Stored data
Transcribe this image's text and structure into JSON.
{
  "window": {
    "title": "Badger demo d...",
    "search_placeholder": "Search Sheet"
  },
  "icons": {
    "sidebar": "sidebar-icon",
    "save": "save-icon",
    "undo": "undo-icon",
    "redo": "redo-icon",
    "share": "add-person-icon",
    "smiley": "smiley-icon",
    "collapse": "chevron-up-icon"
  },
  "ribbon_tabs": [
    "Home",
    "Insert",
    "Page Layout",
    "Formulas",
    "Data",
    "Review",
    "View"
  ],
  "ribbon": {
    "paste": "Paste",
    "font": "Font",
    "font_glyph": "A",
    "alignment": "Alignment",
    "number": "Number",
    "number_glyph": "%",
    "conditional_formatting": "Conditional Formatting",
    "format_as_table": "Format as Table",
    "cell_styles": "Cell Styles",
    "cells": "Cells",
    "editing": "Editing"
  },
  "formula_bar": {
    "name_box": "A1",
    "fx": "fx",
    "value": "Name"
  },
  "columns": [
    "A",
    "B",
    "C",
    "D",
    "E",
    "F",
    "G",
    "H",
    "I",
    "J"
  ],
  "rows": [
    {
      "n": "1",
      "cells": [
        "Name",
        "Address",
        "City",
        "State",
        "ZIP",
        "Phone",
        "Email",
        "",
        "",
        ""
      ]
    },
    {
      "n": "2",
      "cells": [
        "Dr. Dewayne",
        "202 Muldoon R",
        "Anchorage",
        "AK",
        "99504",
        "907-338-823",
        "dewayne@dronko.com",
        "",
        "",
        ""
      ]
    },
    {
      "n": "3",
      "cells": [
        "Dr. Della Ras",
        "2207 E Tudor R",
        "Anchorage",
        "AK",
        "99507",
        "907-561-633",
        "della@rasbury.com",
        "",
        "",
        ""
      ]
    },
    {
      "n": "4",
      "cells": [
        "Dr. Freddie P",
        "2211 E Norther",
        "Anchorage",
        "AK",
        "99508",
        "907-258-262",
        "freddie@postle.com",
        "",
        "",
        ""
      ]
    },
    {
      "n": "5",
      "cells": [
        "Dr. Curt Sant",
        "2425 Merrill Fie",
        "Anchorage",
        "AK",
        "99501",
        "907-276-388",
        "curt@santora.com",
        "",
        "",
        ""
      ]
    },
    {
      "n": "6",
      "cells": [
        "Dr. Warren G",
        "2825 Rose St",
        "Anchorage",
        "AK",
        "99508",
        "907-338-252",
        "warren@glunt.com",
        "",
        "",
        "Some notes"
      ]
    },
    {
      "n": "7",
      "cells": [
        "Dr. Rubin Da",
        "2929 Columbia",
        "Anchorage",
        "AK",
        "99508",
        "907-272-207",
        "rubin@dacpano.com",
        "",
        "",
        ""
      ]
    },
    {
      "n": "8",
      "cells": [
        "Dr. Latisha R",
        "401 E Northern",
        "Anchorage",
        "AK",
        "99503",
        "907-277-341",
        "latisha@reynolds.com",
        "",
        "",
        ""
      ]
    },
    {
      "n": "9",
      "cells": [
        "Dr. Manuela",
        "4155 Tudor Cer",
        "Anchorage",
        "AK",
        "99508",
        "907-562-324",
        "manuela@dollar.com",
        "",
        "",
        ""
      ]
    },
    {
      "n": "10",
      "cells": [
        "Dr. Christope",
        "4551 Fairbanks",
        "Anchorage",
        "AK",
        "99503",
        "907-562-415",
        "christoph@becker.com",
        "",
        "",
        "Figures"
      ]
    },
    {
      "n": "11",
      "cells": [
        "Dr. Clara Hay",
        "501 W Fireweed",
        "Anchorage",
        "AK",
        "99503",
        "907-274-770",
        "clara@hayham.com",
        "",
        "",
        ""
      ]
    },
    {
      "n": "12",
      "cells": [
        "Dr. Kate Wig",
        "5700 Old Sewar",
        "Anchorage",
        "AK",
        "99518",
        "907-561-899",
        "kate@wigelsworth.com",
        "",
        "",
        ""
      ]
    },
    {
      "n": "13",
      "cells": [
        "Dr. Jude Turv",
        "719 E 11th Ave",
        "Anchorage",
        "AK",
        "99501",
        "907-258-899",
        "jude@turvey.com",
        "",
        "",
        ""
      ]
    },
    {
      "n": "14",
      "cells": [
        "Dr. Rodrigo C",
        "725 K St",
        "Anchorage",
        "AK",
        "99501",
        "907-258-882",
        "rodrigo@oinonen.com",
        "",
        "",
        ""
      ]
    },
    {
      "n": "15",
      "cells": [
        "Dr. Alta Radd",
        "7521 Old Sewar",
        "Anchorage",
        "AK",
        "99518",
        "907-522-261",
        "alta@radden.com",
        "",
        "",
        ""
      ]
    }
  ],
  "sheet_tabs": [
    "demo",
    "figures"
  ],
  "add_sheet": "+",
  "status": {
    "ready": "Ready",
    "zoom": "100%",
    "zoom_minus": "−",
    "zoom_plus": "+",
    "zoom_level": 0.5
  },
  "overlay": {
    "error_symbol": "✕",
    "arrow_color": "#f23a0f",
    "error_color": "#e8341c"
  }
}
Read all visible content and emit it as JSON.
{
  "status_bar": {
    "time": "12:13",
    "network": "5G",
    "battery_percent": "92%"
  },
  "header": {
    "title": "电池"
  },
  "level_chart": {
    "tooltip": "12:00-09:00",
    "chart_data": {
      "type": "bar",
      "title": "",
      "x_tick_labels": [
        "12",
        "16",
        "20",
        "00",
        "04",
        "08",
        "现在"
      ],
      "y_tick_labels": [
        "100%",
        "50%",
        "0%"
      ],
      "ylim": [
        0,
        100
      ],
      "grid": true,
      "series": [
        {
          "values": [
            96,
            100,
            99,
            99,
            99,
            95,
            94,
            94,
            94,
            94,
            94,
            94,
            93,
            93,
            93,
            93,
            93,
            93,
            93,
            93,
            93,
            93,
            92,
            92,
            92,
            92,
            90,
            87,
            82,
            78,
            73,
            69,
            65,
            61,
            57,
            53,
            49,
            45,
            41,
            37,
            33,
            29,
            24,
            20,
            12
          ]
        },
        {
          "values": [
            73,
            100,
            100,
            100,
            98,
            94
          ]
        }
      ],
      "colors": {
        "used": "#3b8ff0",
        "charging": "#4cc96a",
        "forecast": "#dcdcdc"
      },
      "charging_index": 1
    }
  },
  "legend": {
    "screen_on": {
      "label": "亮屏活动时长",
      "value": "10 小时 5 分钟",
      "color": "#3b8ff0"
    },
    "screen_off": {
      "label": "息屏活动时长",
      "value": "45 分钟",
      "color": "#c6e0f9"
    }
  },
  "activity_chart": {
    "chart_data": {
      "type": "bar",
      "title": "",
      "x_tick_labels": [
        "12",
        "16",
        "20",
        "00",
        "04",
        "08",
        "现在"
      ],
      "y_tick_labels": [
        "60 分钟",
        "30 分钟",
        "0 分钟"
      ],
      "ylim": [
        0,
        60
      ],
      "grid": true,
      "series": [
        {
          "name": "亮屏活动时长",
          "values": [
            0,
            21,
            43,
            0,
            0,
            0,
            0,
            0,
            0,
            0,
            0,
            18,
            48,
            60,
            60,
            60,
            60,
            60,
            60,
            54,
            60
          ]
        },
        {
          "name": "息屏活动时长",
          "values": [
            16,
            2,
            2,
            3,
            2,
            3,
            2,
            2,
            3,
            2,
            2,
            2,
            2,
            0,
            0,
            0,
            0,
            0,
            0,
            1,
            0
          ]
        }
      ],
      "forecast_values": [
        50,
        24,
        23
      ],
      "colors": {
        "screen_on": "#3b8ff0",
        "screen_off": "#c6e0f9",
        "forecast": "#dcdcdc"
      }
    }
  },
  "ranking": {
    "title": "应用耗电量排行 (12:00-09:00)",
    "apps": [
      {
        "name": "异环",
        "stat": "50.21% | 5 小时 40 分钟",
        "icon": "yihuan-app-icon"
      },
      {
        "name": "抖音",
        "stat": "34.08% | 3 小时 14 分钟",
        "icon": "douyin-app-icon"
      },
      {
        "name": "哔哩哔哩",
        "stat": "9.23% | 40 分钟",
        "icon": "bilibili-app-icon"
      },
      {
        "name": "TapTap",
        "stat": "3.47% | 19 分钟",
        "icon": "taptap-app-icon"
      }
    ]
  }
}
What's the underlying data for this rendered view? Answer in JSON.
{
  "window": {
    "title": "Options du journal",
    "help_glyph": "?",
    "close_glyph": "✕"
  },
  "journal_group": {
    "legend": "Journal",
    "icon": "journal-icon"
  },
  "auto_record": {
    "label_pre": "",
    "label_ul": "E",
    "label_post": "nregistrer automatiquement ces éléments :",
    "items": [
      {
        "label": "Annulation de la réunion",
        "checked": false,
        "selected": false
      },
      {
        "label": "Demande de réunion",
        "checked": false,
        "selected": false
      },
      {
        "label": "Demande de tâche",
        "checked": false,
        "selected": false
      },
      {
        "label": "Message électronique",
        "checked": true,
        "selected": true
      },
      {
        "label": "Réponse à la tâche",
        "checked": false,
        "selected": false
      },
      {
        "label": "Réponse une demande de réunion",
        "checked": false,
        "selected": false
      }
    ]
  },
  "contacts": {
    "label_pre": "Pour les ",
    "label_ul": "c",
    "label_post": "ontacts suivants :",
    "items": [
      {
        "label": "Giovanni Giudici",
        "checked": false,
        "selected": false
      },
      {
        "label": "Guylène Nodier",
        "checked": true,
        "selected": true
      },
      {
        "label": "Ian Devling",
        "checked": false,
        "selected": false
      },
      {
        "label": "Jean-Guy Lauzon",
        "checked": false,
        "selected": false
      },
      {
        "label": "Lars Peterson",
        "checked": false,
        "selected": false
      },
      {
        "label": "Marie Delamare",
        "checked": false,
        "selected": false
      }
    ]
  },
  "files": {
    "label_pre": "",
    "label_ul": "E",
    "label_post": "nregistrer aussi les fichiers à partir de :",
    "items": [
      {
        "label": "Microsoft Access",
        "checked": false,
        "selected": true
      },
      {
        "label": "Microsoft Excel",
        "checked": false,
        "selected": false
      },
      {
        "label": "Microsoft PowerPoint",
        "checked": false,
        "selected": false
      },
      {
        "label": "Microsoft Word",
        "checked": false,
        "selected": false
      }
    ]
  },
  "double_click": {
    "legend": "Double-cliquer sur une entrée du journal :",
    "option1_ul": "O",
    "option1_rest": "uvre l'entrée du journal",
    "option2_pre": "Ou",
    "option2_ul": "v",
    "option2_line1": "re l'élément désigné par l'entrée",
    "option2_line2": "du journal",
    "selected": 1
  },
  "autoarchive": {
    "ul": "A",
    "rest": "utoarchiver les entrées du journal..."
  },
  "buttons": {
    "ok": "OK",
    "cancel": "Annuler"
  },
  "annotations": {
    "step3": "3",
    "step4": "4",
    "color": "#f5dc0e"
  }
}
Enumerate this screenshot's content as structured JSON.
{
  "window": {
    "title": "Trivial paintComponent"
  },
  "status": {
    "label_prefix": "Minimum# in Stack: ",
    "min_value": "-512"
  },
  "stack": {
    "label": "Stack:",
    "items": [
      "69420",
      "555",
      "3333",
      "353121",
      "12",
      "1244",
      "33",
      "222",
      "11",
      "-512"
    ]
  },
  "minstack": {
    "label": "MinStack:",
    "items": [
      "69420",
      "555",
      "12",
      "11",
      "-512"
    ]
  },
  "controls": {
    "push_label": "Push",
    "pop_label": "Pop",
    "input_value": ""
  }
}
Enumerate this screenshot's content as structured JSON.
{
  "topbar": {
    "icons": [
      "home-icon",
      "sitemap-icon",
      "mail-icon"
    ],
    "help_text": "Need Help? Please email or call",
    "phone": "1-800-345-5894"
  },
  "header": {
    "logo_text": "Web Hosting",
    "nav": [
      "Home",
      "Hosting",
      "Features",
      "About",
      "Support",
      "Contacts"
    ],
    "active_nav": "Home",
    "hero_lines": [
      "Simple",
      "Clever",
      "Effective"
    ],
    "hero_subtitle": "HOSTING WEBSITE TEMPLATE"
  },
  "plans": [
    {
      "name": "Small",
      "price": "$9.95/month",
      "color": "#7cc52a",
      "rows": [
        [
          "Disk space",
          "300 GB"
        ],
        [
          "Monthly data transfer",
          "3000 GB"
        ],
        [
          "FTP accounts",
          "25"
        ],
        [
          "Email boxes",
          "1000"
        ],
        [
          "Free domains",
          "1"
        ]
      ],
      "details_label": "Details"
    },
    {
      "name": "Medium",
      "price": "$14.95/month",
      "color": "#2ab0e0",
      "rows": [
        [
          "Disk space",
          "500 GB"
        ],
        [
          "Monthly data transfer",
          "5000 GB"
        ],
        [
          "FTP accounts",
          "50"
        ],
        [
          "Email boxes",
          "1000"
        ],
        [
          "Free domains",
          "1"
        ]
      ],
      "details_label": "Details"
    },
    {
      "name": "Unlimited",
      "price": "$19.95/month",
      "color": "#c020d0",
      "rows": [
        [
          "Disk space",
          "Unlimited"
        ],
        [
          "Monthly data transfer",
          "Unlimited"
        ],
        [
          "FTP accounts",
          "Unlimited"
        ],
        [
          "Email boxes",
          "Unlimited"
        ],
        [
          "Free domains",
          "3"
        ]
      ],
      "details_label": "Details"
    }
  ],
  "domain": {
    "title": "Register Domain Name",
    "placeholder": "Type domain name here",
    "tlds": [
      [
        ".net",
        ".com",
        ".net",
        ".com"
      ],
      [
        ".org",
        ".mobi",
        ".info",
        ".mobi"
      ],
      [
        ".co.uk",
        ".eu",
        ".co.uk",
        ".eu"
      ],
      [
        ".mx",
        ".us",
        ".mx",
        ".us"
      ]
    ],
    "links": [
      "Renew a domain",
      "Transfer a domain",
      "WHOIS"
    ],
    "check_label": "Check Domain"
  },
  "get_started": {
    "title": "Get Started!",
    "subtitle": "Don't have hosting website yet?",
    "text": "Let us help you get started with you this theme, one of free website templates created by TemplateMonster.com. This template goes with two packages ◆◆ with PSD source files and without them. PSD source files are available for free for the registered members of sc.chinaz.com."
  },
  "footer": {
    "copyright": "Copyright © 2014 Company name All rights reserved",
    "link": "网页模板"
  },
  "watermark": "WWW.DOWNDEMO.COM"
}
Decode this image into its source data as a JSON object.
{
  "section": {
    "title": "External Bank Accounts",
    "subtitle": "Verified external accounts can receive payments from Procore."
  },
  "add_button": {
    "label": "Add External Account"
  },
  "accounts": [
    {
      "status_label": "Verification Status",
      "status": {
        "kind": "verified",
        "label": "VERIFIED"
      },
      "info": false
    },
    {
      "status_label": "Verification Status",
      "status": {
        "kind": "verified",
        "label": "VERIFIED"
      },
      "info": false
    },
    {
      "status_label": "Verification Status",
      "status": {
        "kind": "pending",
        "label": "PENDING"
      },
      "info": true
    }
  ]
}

§ **OBJECTIVE**
Read through the data and copy every line where "into" shows up.

§ **EXERCISE ANSWER**
Transcribe this image's text and structure into JSON.
Decode this image into its source data as a JSON object.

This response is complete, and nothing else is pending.